### Figure data in JSON
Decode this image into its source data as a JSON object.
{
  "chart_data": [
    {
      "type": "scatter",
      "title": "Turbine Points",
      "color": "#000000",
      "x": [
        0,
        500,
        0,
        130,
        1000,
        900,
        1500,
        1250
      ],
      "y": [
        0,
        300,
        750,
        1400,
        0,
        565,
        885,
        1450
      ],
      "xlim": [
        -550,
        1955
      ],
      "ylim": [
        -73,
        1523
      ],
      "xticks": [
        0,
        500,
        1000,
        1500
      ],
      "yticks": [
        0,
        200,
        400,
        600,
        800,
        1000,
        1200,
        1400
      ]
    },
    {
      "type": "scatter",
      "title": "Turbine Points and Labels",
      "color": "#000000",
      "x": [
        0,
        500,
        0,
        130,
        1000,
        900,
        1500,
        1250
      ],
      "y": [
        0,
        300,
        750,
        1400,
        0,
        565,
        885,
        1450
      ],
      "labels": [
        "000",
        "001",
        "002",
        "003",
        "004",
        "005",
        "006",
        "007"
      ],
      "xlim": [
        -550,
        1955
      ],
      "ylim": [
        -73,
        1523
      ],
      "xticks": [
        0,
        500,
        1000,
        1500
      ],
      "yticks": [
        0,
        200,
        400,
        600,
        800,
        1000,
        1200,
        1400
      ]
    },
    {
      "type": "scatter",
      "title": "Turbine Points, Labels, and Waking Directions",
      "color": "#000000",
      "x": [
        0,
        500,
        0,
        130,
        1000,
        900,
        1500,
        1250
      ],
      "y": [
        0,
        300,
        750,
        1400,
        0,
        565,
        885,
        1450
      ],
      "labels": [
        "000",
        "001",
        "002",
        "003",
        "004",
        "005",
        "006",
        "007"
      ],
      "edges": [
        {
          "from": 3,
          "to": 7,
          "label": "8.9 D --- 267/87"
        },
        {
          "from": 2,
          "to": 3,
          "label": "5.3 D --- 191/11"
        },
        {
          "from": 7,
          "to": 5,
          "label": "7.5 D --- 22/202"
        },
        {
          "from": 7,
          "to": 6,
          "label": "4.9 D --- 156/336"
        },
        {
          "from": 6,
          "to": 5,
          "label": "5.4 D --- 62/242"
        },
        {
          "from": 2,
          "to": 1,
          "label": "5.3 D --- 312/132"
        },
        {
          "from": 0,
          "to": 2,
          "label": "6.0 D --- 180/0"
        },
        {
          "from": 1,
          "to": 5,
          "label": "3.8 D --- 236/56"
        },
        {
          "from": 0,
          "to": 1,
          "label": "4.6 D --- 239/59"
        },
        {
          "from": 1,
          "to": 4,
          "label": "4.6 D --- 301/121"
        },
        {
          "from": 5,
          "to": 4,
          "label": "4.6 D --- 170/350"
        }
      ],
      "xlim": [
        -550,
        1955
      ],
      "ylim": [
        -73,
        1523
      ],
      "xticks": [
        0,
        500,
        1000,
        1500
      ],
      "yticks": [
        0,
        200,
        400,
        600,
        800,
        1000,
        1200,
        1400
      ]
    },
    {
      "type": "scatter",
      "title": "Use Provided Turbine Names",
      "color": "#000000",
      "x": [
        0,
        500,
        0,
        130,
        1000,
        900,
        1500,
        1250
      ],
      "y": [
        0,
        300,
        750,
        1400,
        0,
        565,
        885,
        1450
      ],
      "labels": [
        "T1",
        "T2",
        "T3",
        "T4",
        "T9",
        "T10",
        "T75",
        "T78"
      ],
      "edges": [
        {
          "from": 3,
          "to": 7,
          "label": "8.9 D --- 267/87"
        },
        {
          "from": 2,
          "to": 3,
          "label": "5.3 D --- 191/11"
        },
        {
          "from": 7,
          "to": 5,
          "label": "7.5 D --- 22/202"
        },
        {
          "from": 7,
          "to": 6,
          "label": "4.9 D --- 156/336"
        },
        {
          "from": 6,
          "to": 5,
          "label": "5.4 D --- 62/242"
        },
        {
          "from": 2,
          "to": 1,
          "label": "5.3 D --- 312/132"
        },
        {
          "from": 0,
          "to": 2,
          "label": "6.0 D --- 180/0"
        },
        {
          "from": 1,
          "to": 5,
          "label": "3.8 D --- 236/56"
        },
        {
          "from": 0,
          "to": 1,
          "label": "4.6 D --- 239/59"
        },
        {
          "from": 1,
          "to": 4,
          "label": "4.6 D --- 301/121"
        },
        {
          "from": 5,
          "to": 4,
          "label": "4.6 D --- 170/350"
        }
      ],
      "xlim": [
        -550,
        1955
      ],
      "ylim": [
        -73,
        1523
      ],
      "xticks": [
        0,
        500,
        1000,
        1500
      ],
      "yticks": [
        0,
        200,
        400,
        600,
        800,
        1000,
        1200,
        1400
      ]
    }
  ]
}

### WRITTEN INSTRUCTION
For the entries above, count the lines that contain the string "Points", and state that number without further comment.

### RESULT OF THIS TASK
3